- [Problem to solve]: Please find all lines in the data that hold the string "Klimaanlage" and copy them.

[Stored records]
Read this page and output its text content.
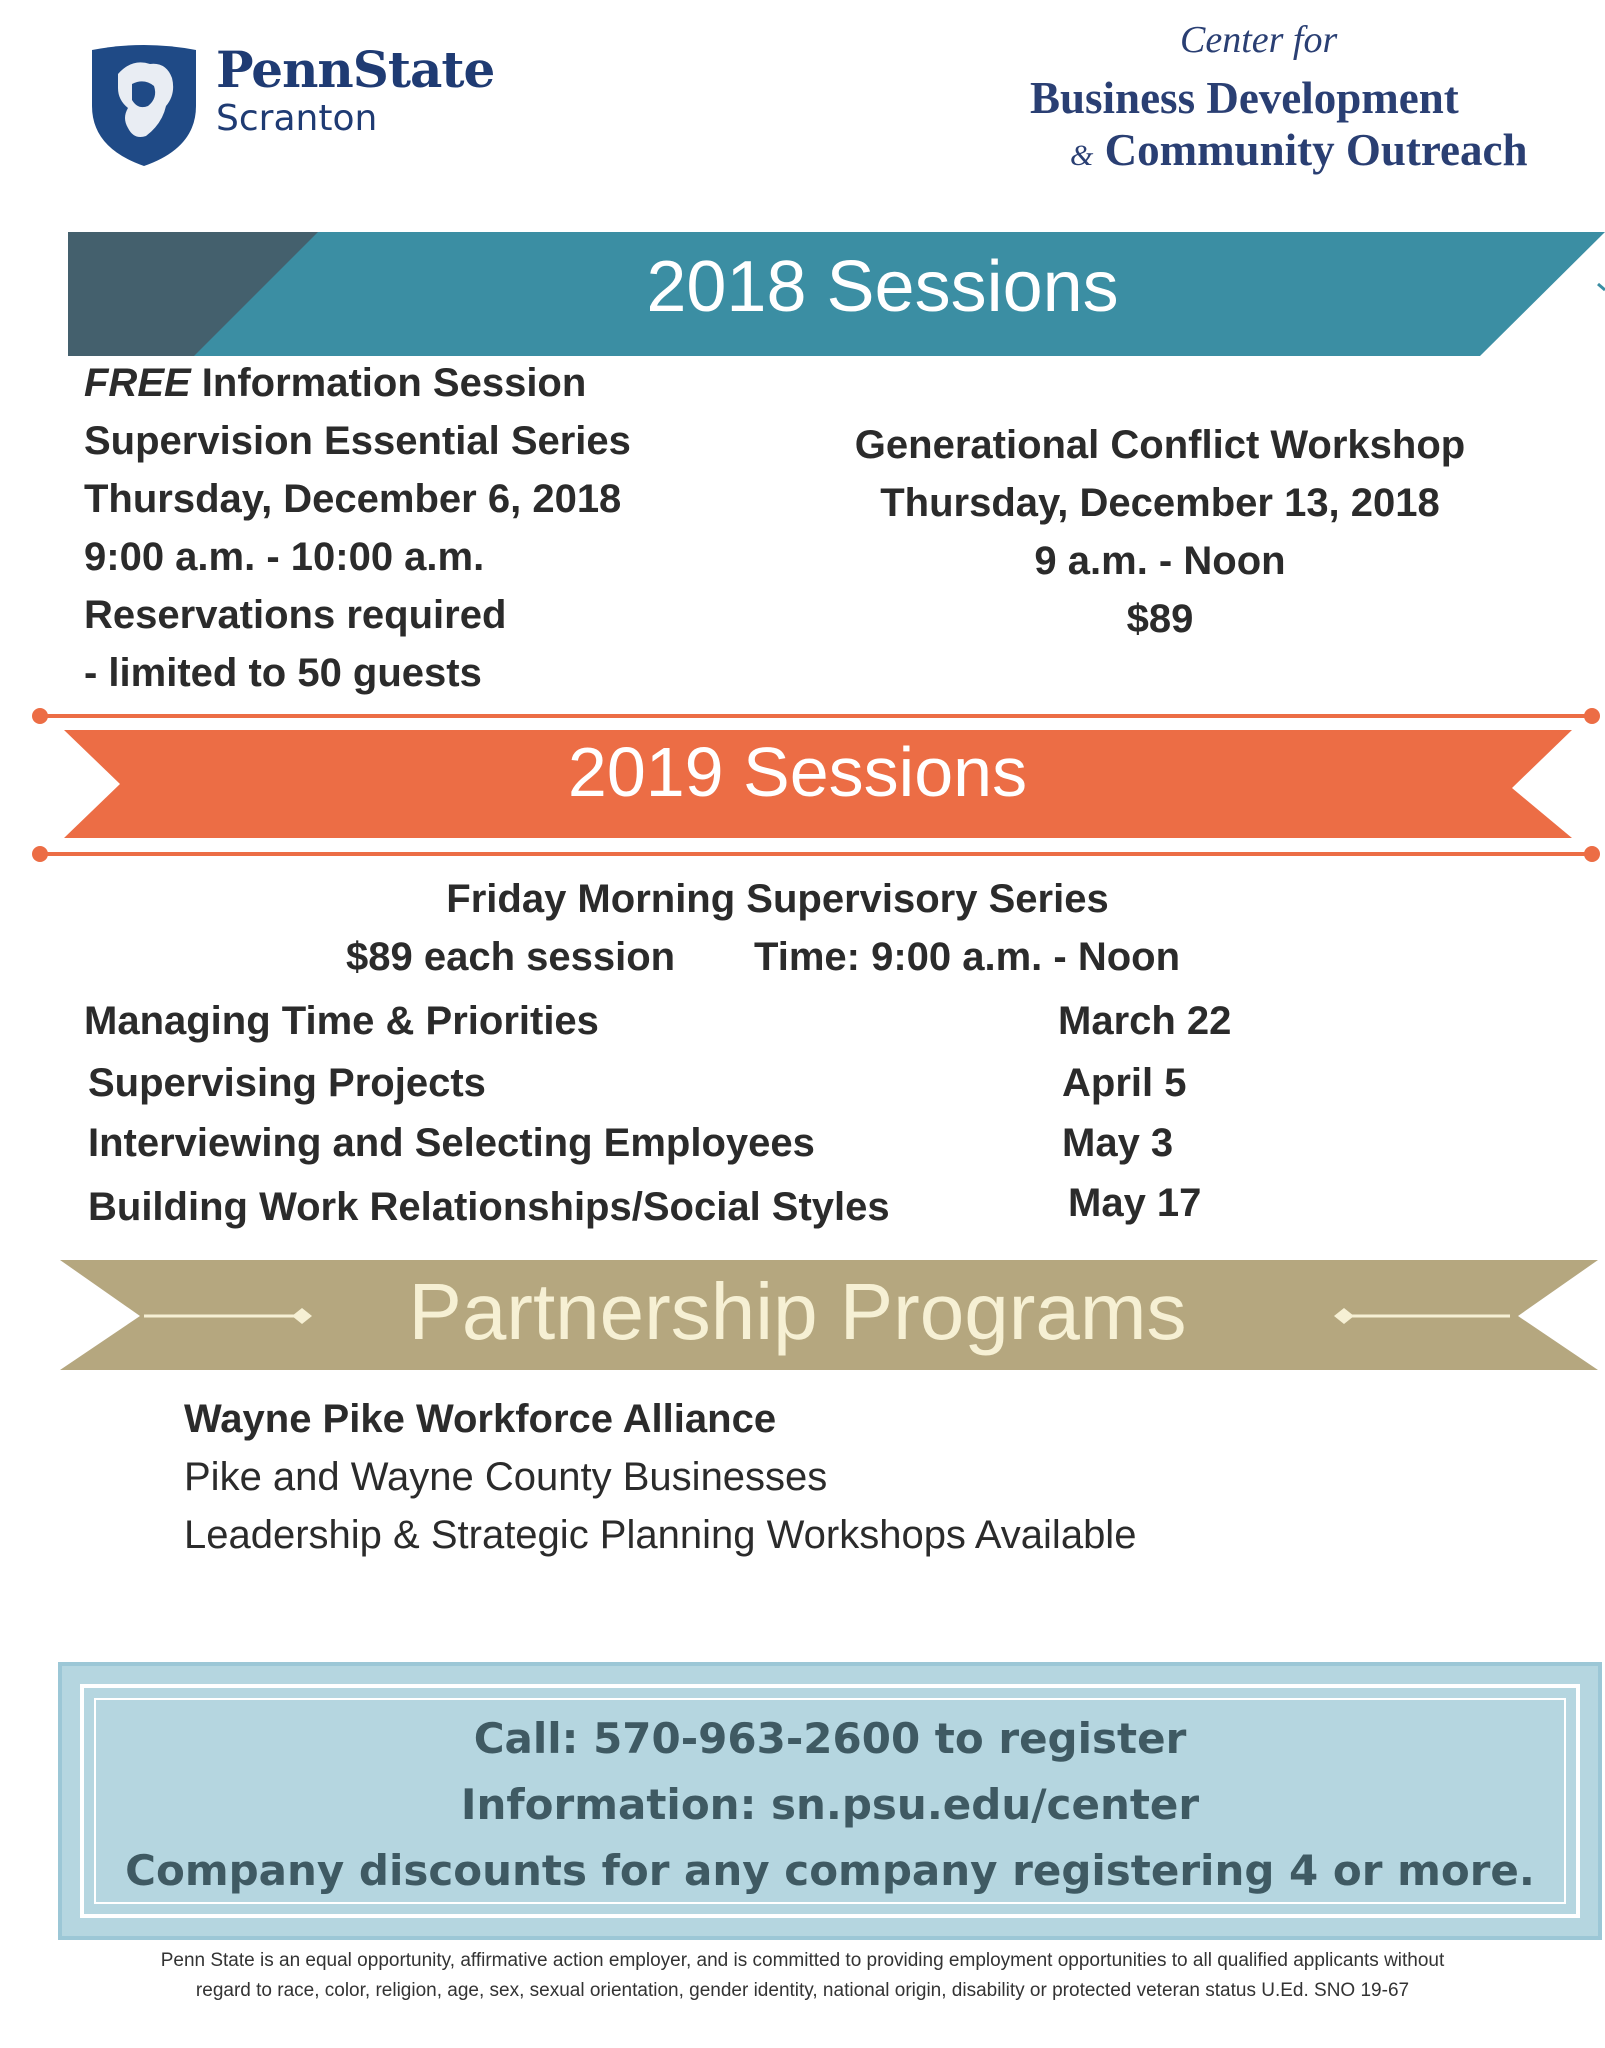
PennState
Scranton
Center for
Business Development
& Community Outreach
2018 Sessions
FREE Information Session
Supervision Essential Series
Thursday, December 6, 2018
9:00 a.m. - 10:00 a.m.
Reservations required
- limited to 50 guests
Generational Conflict Workshop
Thursday, December 13, 2018
9 a.m. - Noon
$89
2019 Sessions
Friday Morning Supervisory Series
$89 each session Time: 9:00 a.m. - Noon
Managing Time & Priorities	March 22
Supervising Projects	April 5
Interviewing and Selecting Employees	May 3
Building Work Relationships/Social Styles	May 17
Partnership Programs
Wayne Pike Workforce Alliance
Pike and Wayne County Businesses
Leadership & Strategic Planning Workshops Available
Call: 570-963-2600 to register
Information: sn.psu.edu/center
Company discounts for any company registering 4 or more.
Penn State is an equal opportunity, affirmative action employer, and is committed to providing employment opportunities to all qualified applicants without
regard to race, color, religion, age, sex, sexual orientation, gender identity, national origin, disability or protected veteran status U.Ed. SNO 19-67
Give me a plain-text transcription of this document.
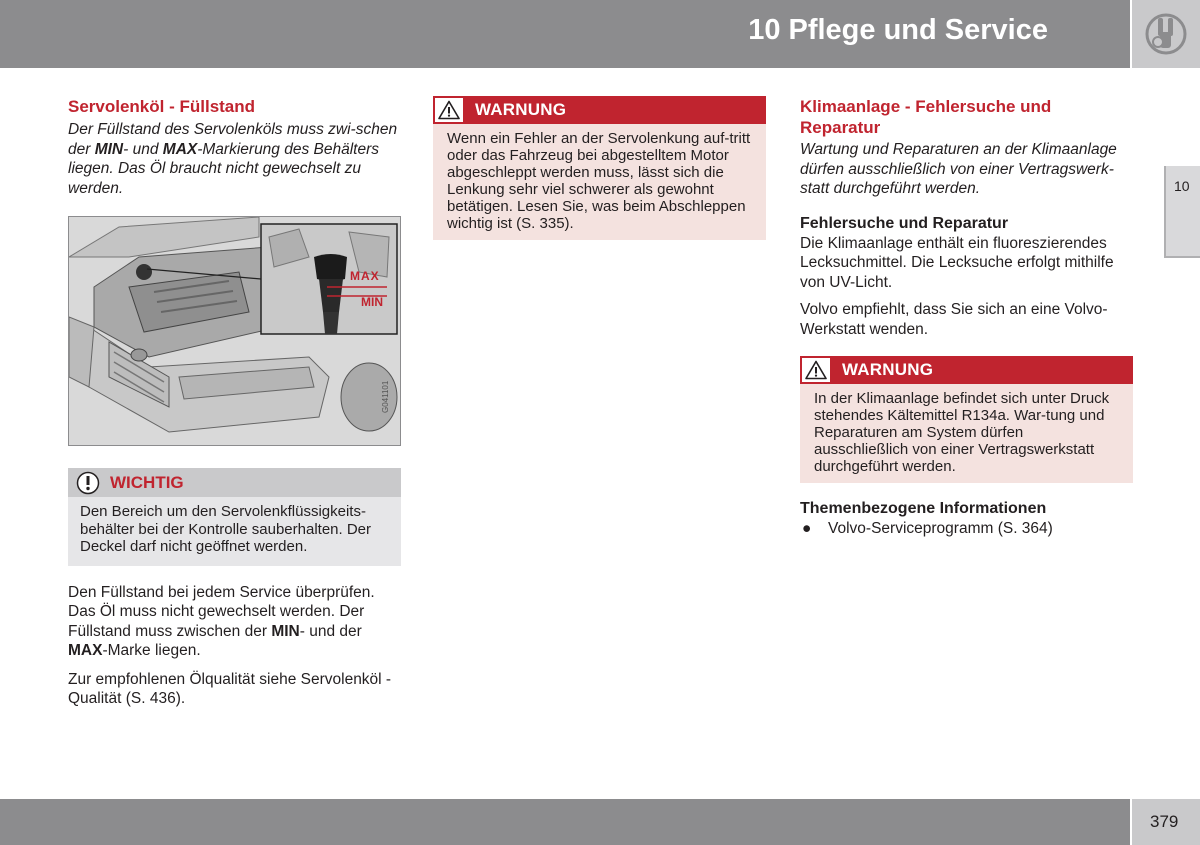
10 Pflege und Service
10
Servolenköl - Füllstand

Der Füllstand des Servolenköls muss zwi-schen der MIN- und MAX-Markierung des Behälters liegen. Das Öl braucht nicht gewechselt zu werden.

MAX
MIN
G041101
WICHTIG
Den Bereich um den Servolenkflüssigkeits-behälter bei der Kontrolle sauberhalten. Der Deckel darf nicht geöffnet werden.

Den Füllstand bei jedem Service überprüfen. Das Öl muss nicht gewechselt werden. Der Füllstand muss zwischen der MIN- und der MAX-Marke liegen.

Zur empfohlenen Ölqualität siehe Servolenköl - Qualität (S. 436).

WARNUNG
Wenn ein Fehler an der Servolenkung auf-tritt oder das Fahrzeug bei abgestelltem Motor abgeschleppt werden muss, lässt sich die Lenkung sehr viel schwerer als gewohnt betätigen. Lesen Sie, was beim Abschleppen wichtig ist (S. 335).
Klimaanlage - Fehlersuche und Reparatur

Wartung und Reparaturen an der Klimaanlage dürfen ausschließlich von einer Vertragswerk-statt durchgeführt werden.

Fehlersuche und Reparatur

Die Klimaanlage enthält ein fluoreszierendes Lecksuchmittel. Die Lecksuche erfolgt mithilfe von UV-Licht.

Volvo empfiehlt, dass Sie sich an eine Volvo-Werkstatt wenden.

WARNUNG
In der Klimaanlage befindet sich unter Druck stehendes Kältemittel R134a. War-tung und Reparaturen am System dürfen ausschließlich von einer Vertragswerkstatt durchgeführt werden.
Themenbezogene Informationen
●	Volvo-Serviceprogramm (S. 364)
379
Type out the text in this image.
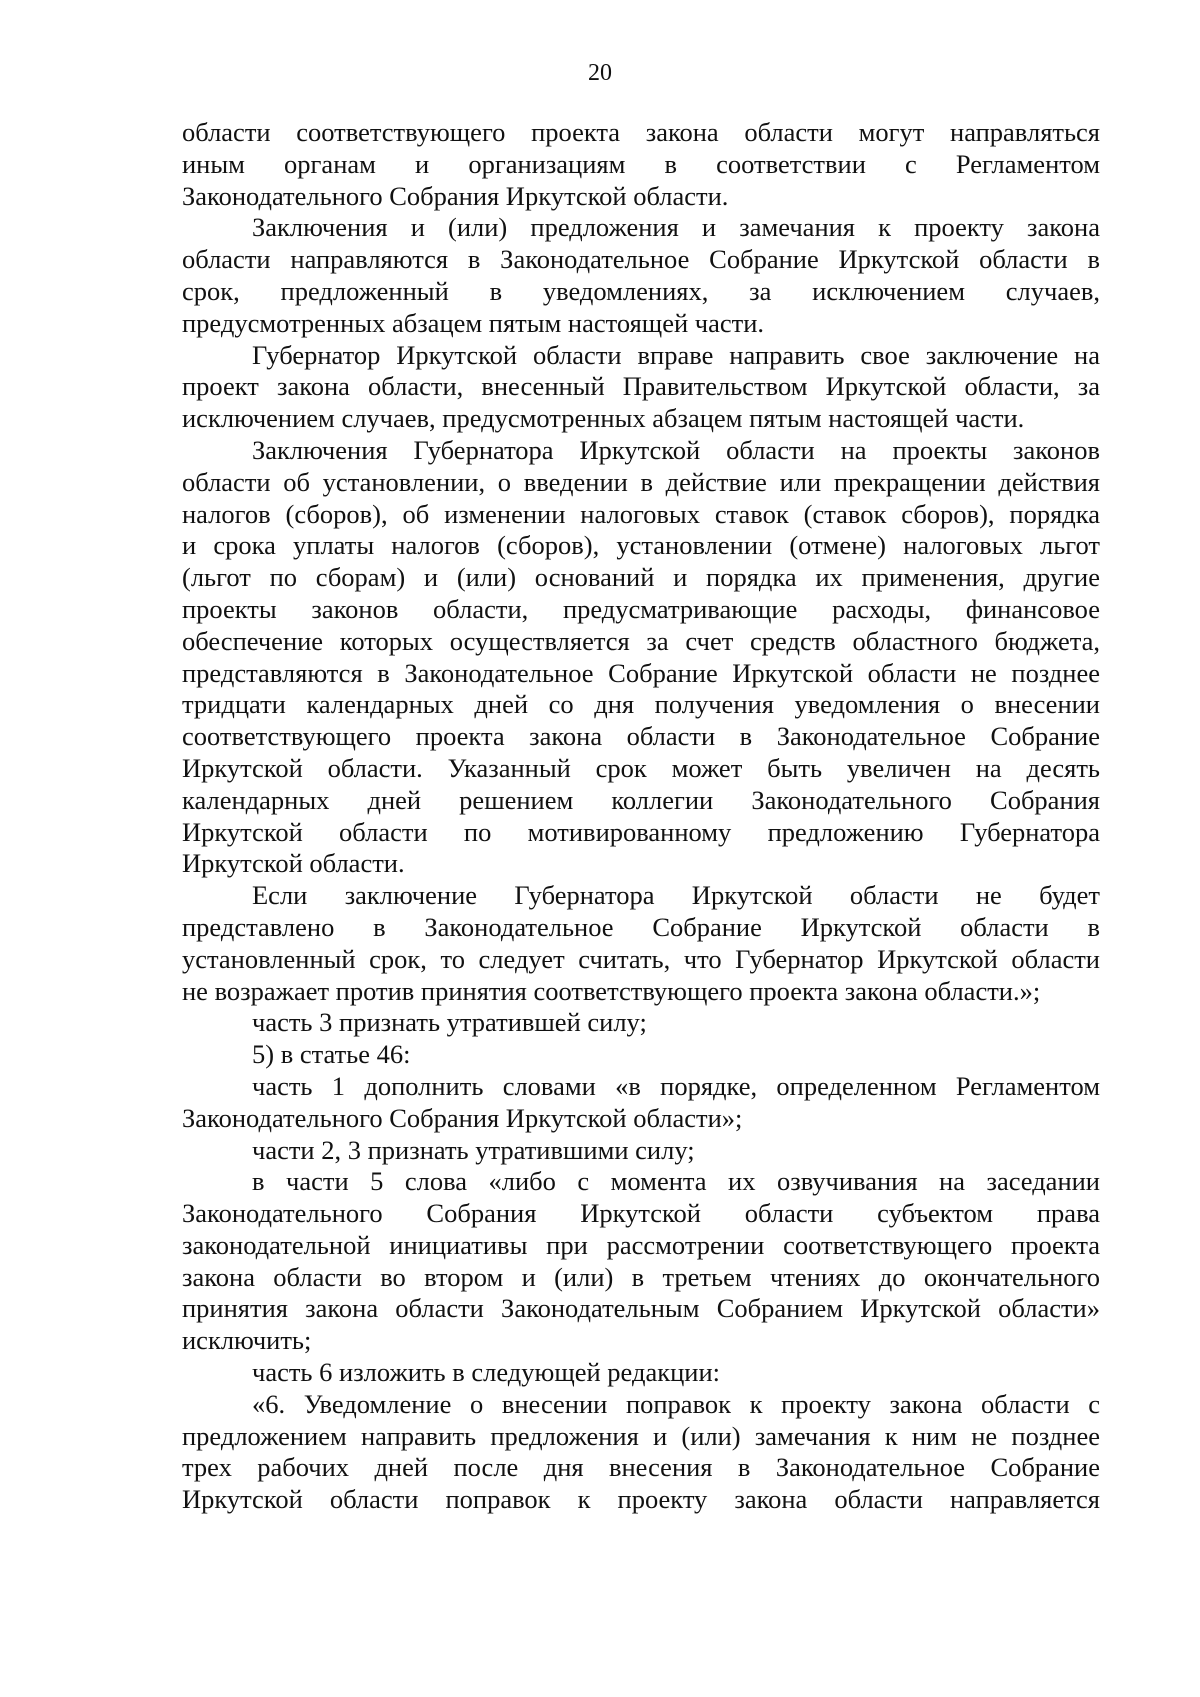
20
области соответствующего проекта закона области могут направляться
иным органам и организациям в соответствии с Регламентом
Законодательного Собрания Иркутской области.
Заключения и (или) предложения и замечания к проекту закона
области направляются в Законодательное Собрание Иркутской области в
срок, предложенный в уведомлениях, за исключением случаев,
предусмотренных абзацем пятым настоящей части.
Губернатор Иркутской области вправе направить свое заключение на
проект закона области, внесенный Правительством Иркутской области, за
исключением случаев, предусмотренных абзацем пятым настоящей части.
Заключения Губернатора Иркутской области на проекты законов
области об установлении, о введении в действие или прекращении действия
налогов (сборов), об изменении налоговых ставок (ставок сборов), порядка
и срока уплаты налогов (сборов), установлении (отмене) налоговых льгот
(льгот по сборам) и (или) оснований и порядка их применения, другие
проекты законов области, предусматривающие расходы, финансовое
обеспечение которых осуществляется за счет средств областного бюджета,
представляются в Законодательное Собрание Иркутской области не позднее
тридцати календарных дней со дня получения уведомления о внесении
соответствующего проекта закона области в Законодательное Собрание
Иркутской области. Указанный срок может быть увеличен на десять
календарных дней решением коллегии Законодательного Собрания
Иркутской области по мотивированному предложению Губернатора
Иркутской области.
Если заключение Губернатора Иркутской области не будет
представлено в Законодательное Собрание Иркутской области в
установленный срок, то следует считать, что Губернатор Иркутской области
не возражает против принятия соответствующего проекта закона области.»;
часть 3 признать утратившей силу;
5) в статье 46:
часть 1 дополнить словами «в порядке, определенном Регламентом
Законодательного Собрания Иркутской области»;
части 2, 3 признать утратившими силу;
в части 5 слова «либо с момента их озвучивания на заседании
Законодательного Собрания Иркутской области субъектом права
законодательной инициативы при рассмотрении соответствующего проекта
закона области во втором и (или) в третьем чтениях до окончательного
принятия закона области Законодательным Собранием Иркутской области»
исключить;
часть 6 изложить в следующей редакции:
«6. Уведомление о внесении поправок к проекту закона области с
предложением направить предложения и (или) замечания к ним не позднее
трех рабочих дней после дня внесения в Законодательное Собрание
Иркутской области поправок к проекту закона области направляется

- [The completed task]:
Klimaanlage - Fehlersuche und Reparatur
Wartung und Reparaturen an der Klimaanlage dürfen ausschließlich von einer Vertragswerk-statt durchgeführt werden.
Die Klimaanlage enthält ein fluoreszierendes Lecksuchmittel. Die Lecksuche erfolgt mithilfe von UV-Licht.
In der Klimaanlage befindet sich unter Druck stehendes Kältemittel R134a. War-tung und Reparaturen am System dürfen ausschließlich von einer Vertragswerkstatt durchgeführt werden.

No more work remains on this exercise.